◆ What is needed
Which lines hold the word "kimeneti"? Copy each one.
──────────────────────────────
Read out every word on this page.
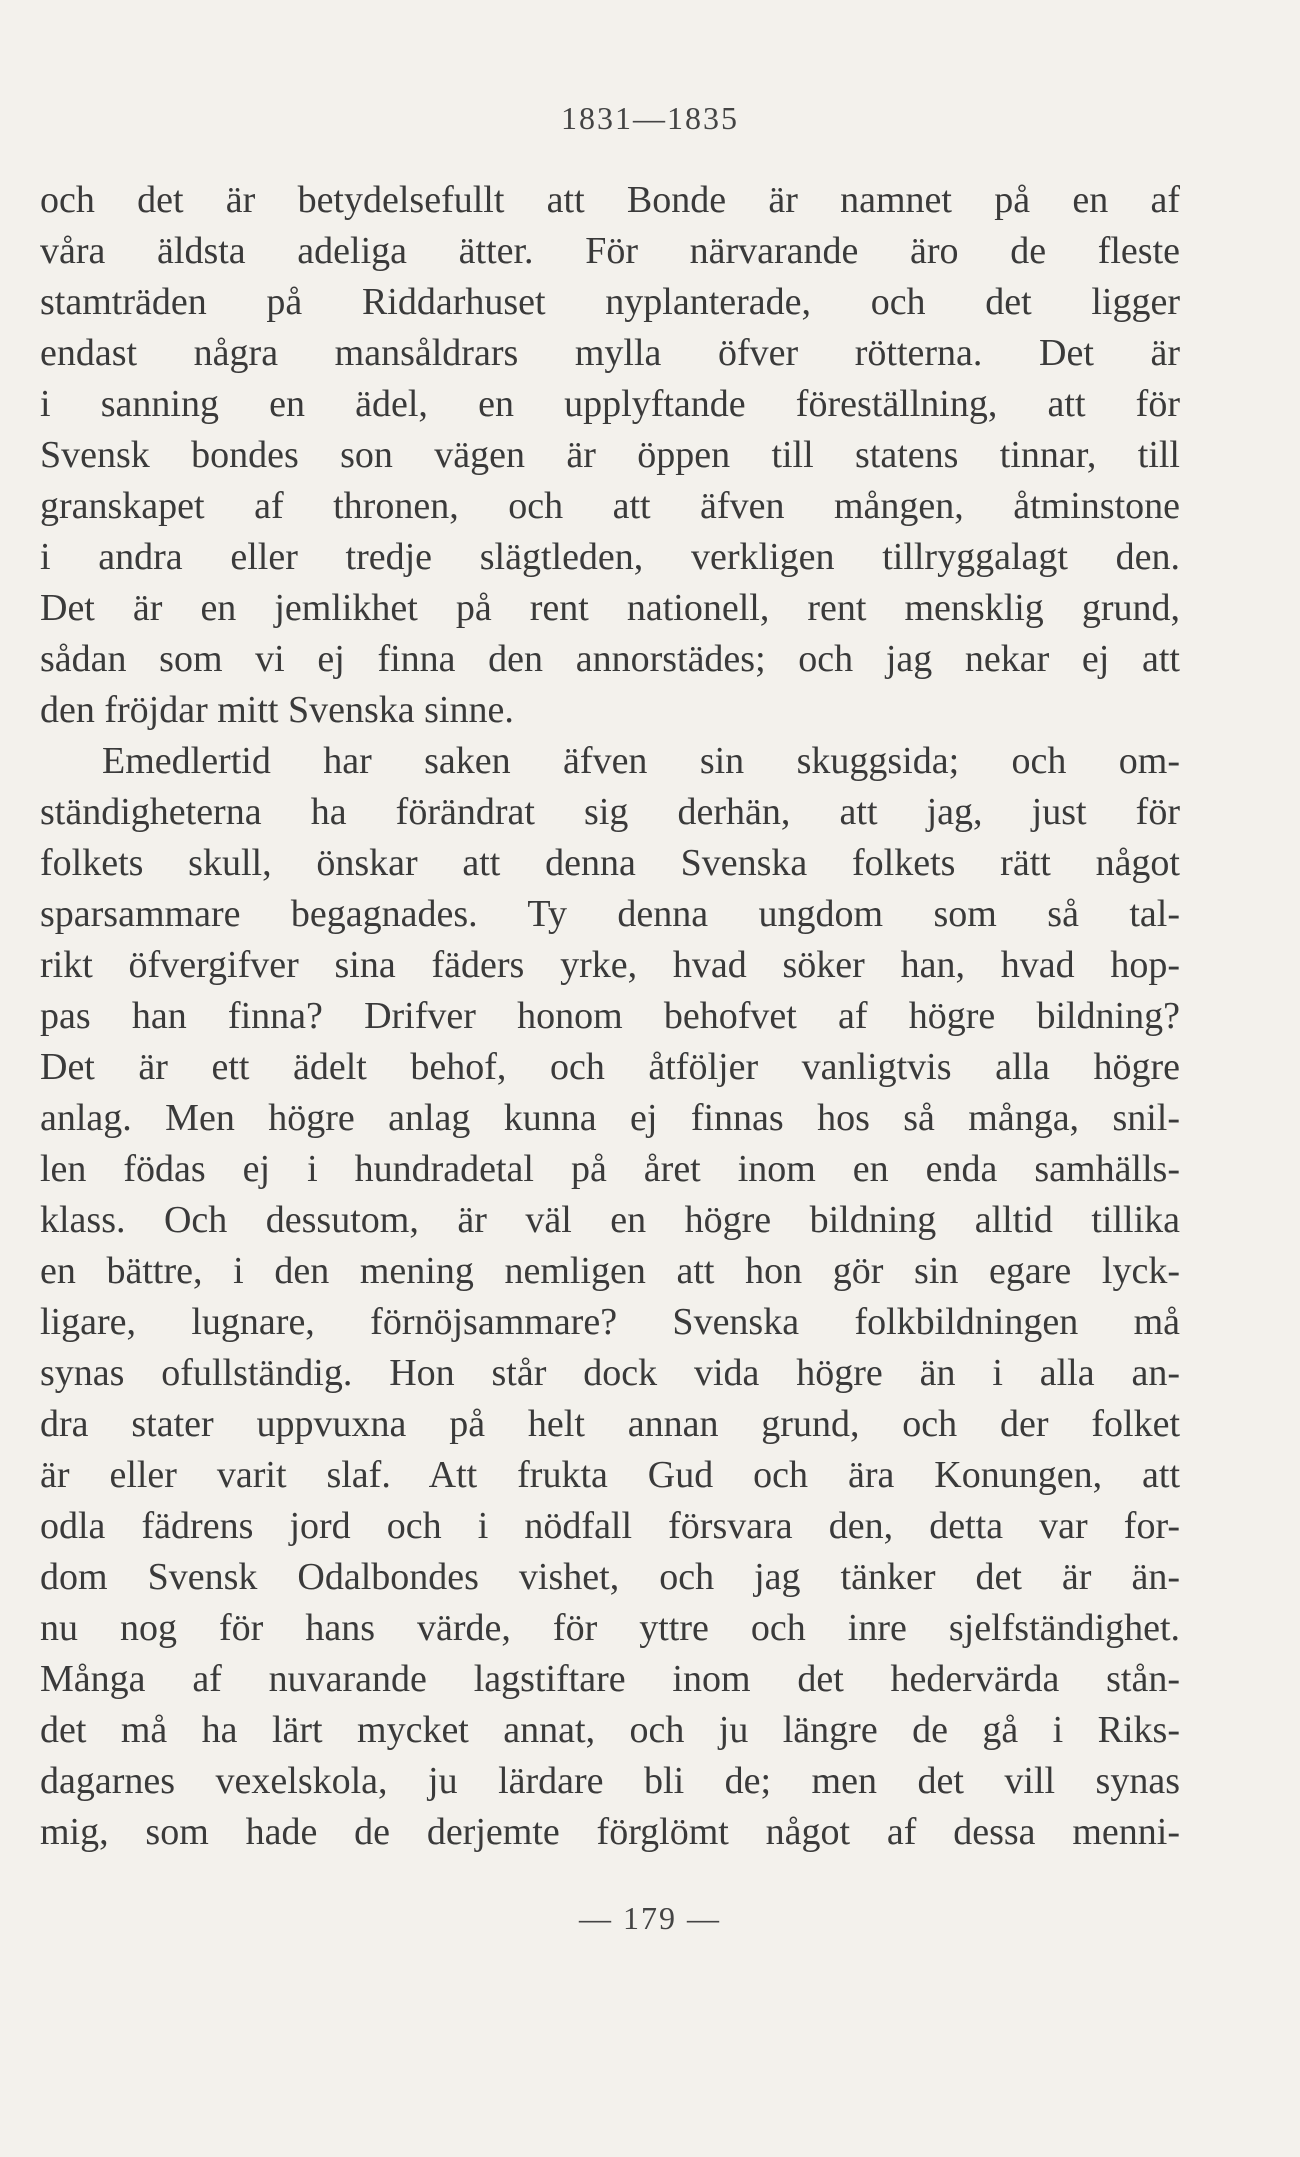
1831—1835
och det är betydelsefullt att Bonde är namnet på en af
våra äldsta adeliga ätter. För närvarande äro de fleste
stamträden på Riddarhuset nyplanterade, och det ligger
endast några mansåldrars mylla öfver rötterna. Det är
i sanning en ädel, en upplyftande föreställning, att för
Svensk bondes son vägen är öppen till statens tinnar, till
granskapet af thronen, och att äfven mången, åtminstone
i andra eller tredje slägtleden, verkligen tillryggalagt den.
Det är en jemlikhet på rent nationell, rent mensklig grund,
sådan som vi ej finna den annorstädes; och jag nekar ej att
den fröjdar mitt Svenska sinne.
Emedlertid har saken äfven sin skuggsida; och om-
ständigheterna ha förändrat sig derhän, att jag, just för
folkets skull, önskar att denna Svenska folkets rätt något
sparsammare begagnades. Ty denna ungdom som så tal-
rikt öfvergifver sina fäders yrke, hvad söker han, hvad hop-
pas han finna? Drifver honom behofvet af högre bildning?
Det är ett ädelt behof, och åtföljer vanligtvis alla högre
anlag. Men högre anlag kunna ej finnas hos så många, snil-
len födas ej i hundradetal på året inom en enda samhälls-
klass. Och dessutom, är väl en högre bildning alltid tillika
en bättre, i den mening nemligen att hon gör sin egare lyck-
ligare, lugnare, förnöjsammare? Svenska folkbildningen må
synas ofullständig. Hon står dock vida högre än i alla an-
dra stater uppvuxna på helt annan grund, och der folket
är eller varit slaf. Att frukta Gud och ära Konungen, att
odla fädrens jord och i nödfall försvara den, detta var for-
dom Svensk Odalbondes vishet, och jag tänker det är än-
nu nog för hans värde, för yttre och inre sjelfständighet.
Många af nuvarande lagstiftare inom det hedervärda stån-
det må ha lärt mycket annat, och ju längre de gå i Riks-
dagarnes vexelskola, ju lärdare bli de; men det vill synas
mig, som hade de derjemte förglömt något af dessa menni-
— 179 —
──────────────────────────────
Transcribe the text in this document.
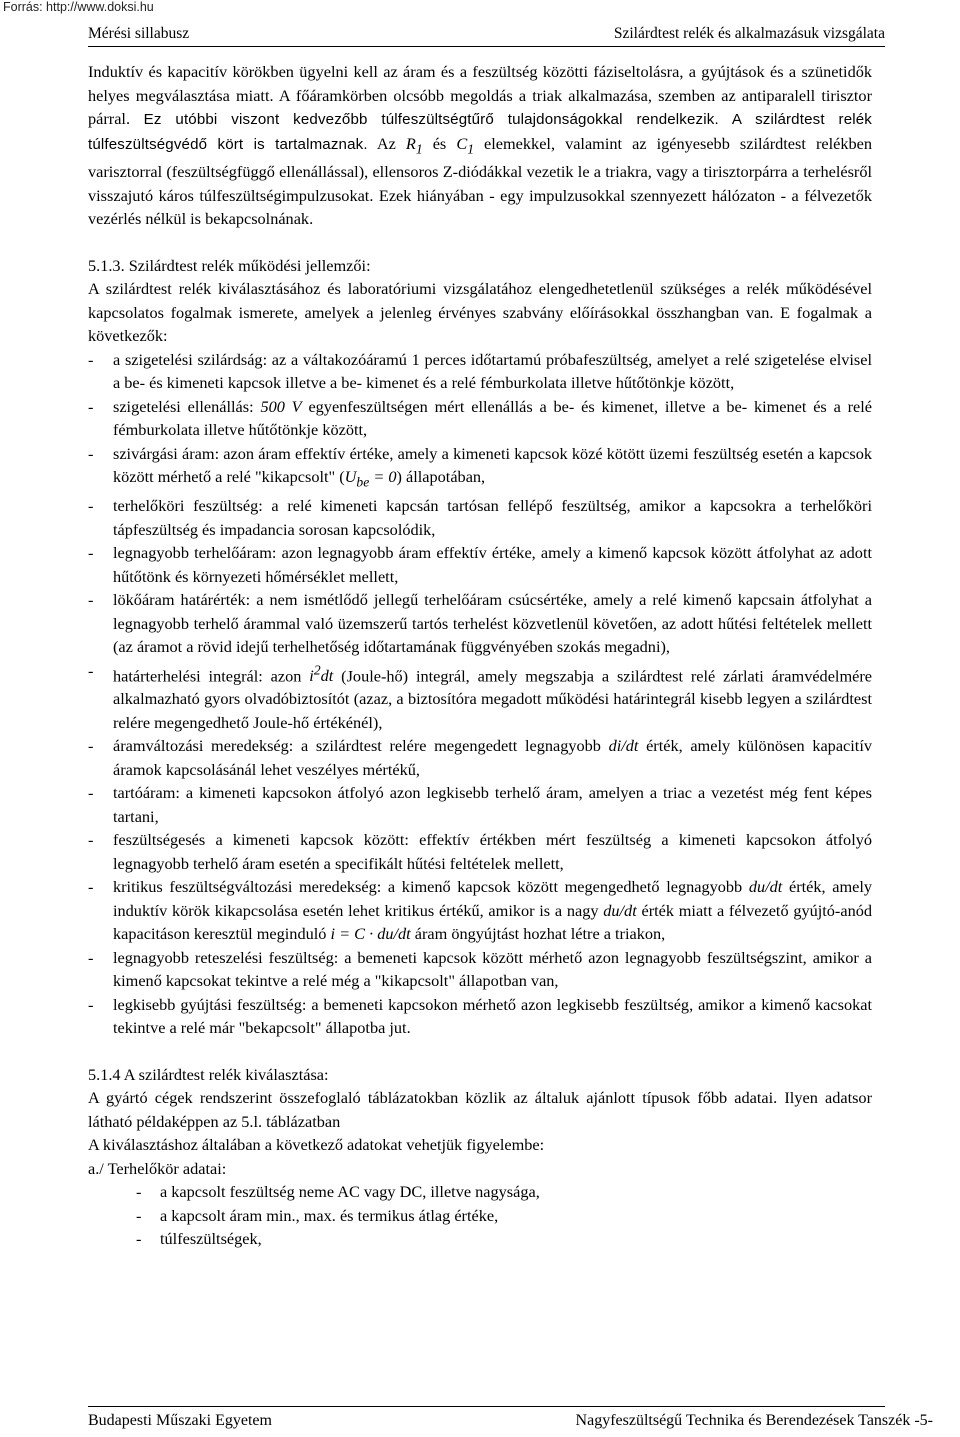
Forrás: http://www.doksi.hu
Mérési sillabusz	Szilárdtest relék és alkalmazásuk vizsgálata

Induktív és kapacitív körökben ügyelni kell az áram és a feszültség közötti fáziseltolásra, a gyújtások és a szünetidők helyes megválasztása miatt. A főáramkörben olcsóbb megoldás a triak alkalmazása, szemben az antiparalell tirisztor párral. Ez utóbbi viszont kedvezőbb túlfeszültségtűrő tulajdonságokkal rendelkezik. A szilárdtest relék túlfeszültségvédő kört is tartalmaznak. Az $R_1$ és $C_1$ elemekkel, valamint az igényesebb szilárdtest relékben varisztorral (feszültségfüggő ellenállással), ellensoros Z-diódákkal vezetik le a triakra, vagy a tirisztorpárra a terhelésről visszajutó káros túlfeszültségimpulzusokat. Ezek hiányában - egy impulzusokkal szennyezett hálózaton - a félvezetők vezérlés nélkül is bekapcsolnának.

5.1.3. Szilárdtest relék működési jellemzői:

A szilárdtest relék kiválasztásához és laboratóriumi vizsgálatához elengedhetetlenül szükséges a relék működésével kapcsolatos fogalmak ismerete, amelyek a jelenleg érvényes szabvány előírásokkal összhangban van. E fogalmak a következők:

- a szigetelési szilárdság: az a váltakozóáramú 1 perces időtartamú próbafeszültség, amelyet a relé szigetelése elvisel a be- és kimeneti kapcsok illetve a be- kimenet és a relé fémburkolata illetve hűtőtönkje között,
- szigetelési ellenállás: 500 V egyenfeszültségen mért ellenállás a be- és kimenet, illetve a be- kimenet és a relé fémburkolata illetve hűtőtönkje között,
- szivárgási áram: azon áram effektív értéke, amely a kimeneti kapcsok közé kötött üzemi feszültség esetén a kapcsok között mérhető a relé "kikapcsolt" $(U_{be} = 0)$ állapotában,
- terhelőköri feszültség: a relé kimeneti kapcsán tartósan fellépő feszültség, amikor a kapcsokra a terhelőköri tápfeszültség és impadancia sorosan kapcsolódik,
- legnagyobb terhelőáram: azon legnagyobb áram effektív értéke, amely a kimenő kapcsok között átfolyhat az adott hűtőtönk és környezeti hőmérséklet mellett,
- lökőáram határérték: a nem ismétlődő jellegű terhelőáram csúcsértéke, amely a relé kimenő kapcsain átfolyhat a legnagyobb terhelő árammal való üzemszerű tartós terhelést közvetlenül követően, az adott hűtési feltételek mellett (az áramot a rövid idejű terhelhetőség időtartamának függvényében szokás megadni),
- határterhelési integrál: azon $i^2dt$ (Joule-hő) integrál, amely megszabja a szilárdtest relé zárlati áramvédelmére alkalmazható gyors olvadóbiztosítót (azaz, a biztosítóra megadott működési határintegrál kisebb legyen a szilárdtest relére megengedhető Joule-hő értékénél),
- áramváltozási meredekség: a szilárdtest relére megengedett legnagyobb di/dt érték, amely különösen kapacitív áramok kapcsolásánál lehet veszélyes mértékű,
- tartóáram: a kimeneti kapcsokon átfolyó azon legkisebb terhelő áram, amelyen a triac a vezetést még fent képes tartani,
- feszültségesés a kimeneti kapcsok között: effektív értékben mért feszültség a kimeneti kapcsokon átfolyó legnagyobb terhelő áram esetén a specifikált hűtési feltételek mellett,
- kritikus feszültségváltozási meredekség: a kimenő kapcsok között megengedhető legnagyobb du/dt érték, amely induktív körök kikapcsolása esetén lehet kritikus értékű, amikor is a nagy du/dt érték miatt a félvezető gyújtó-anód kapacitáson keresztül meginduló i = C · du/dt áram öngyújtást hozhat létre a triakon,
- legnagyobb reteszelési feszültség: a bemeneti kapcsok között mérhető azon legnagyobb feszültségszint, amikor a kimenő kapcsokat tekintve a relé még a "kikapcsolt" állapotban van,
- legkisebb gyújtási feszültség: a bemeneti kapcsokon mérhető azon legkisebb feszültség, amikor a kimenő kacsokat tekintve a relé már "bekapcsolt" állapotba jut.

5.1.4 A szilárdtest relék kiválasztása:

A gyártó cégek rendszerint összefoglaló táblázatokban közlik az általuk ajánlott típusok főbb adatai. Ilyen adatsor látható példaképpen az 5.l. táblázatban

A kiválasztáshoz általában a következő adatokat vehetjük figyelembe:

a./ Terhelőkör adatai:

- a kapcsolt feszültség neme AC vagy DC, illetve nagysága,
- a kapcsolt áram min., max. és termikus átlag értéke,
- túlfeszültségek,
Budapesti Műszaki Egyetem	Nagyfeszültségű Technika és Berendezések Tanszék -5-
──────────────────────────────
◆ Result of this task
- a szigetelési szilárdság: az a váltakozóáramú 1 perces időtartamú próbafeszültség, amelyet a relé szigetelése elvisel a be- és kimeneti kapcsok illetve a be- kimenet és a relé fémburkolata illetve hűtőtönkje között,
- szivárgási áram: azon áram effektív értéke, amely a kimeneti kapcsok közé kötött üzemi feszültség esetén a kapcsok között mérhető a relé "kikapcsolt" $(U_{be} = 0)$ állapotában,
- terhelőköri feszültség: a relé kimeneti kapcsán tartósan fellépő feszültség, amikor a kapcsokra a terhelőköri tápfeszültség és impadancia sorosan kapcsolódik,
- tartóáram: a kimeneti kapcsokon átfolyó azon legkisebb terhelő áram, amelyen a triac a vezetést még fent képes tartani,
- feszültségesés a kimeneti kapcsok között: effektív értékben mért feszültség a kimeneti kapcsokon átfolyó legnagyobb terhelő áram esetén a specifikált hűtési feltételek mellett,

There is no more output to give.